_Requirement:_
Return all lines below containing the word "rgba".
**** Data shown
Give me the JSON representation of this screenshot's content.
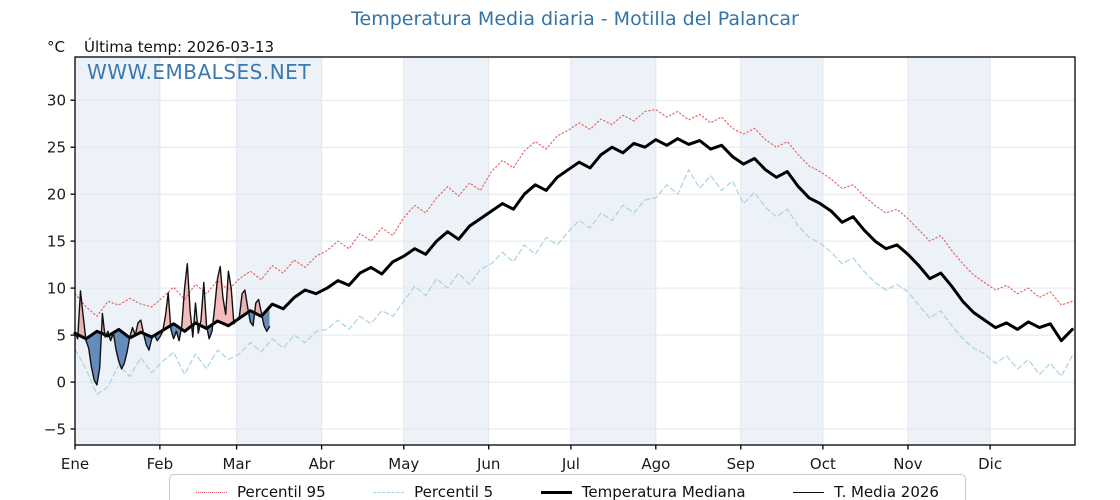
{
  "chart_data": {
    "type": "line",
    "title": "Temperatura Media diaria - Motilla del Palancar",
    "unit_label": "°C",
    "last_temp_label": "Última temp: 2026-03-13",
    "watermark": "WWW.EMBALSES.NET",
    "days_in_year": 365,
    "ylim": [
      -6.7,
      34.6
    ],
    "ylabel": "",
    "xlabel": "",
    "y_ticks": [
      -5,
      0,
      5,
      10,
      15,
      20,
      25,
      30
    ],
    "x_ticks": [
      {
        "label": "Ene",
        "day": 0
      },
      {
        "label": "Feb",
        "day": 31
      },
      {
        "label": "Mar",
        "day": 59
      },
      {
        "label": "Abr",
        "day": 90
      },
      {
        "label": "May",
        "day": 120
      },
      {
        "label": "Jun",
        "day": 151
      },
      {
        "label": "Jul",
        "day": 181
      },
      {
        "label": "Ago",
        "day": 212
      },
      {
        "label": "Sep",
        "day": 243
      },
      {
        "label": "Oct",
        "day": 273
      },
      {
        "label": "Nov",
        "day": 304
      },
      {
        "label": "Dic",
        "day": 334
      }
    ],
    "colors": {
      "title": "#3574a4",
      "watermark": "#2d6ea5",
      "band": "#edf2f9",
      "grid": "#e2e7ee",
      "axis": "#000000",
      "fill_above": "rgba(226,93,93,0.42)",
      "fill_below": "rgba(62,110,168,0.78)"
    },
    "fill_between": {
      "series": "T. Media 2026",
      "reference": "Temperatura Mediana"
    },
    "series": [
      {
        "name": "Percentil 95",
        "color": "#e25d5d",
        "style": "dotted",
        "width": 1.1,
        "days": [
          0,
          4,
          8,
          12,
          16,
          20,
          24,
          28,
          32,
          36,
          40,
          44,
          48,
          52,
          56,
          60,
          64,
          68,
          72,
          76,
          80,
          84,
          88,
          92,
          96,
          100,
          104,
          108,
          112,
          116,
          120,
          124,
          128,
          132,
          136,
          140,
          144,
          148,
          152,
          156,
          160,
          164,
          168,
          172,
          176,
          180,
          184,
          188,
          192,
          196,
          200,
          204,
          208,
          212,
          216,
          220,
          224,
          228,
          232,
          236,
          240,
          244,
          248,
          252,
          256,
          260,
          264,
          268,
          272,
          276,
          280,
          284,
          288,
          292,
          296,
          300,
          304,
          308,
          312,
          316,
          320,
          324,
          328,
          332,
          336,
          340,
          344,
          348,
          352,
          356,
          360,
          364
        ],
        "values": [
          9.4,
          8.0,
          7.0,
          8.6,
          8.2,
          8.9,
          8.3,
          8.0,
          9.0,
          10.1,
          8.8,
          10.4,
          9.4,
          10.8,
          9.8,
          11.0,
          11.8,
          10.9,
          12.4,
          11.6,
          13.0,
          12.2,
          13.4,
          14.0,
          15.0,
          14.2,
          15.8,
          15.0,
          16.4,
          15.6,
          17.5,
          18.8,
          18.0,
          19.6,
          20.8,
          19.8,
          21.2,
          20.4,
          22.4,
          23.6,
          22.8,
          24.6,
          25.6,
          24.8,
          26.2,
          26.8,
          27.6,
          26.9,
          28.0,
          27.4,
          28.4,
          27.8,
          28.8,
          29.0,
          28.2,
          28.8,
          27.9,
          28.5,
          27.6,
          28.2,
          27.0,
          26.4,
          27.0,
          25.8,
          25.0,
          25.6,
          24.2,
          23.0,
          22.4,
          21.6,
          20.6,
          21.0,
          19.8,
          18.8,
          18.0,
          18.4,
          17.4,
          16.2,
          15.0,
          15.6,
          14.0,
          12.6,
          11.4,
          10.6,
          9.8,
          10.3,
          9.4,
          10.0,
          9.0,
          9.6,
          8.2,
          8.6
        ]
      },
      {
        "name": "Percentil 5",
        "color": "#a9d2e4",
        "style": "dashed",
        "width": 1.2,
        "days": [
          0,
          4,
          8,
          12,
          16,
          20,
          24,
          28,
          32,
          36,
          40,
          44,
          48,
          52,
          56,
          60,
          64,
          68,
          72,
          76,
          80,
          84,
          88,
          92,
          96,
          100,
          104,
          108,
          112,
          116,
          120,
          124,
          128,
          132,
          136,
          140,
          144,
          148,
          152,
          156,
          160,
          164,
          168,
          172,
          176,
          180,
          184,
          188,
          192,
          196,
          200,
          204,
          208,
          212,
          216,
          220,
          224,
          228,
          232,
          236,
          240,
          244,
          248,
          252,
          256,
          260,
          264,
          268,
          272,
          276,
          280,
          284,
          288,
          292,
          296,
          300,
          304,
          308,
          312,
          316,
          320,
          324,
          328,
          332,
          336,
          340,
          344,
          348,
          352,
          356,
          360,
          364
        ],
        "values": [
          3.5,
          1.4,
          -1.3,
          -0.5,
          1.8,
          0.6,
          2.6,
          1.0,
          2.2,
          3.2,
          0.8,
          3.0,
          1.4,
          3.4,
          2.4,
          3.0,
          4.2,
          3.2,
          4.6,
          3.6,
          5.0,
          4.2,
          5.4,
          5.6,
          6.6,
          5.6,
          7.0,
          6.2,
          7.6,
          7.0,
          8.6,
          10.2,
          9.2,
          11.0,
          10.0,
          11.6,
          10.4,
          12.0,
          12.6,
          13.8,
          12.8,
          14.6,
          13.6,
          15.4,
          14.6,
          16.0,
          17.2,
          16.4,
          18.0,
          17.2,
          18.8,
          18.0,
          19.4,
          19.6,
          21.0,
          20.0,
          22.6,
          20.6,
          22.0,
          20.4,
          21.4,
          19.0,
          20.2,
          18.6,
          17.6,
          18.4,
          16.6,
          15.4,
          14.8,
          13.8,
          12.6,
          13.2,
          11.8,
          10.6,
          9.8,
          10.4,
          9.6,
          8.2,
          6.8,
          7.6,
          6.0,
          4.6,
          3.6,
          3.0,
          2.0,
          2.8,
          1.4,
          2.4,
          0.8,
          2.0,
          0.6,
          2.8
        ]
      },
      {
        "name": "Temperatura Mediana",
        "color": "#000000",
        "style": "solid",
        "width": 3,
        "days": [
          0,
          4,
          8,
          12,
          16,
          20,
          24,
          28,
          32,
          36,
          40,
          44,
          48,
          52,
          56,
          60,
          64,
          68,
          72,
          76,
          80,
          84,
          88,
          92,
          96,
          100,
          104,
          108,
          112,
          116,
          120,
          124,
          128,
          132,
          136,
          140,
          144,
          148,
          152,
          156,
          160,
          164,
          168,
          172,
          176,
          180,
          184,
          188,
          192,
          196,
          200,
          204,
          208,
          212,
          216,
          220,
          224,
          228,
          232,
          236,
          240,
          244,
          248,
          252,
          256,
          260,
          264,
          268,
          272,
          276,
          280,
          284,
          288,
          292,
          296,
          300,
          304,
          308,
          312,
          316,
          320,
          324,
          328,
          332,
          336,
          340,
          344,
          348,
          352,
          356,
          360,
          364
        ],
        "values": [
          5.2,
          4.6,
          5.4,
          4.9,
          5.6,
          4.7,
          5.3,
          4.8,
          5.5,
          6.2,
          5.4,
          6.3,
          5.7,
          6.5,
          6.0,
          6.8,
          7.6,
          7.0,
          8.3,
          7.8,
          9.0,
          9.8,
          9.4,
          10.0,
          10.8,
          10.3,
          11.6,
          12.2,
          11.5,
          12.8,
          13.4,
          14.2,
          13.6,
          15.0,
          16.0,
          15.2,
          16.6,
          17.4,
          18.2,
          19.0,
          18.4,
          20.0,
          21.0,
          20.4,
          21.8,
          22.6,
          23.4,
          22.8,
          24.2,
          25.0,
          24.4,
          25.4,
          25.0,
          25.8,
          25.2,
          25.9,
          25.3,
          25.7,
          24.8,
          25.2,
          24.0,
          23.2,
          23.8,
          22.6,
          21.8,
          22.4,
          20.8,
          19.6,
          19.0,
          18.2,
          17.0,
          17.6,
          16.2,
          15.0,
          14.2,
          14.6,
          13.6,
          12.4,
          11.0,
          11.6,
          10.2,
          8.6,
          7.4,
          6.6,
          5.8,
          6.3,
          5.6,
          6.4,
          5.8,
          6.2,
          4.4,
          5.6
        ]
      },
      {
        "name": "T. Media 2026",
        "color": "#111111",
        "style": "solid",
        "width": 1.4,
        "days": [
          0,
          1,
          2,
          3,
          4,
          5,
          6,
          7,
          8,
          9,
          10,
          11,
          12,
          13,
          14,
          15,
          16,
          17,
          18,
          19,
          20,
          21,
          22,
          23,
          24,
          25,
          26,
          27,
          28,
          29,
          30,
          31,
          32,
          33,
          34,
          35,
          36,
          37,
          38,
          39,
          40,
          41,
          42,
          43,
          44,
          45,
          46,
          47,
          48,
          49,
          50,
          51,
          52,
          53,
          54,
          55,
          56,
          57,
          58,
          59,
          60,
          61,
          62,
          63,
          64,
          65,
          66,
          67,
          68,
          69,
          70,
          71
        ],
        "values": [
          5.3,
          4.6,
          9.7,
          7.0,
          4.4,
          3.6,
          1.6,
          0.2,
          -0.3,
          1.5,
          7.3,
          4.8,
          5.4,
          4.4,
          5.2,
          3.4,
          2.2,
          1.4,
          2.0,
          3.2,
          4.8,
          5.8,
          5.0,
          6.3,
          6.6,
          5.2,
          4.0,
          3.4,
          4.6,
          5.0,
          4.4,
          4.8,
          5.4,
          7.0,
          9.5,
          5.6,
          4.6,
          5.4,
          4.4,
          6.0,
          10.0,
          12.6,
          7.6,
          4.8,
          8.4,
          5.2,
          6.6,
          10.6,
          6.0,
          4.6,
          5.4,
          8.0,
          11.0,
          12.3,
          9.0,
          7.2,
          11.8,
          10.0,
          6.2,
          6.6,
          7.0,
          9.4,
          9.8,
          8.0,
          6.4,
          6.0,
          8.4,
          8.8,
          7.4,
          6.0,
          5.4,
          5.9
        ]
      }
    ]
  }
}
********
_Problem solution:_
      "fill_above": "rgba(226,93,93,0.42)",
      "fill_below": "rgba(62,110,168,0.78)"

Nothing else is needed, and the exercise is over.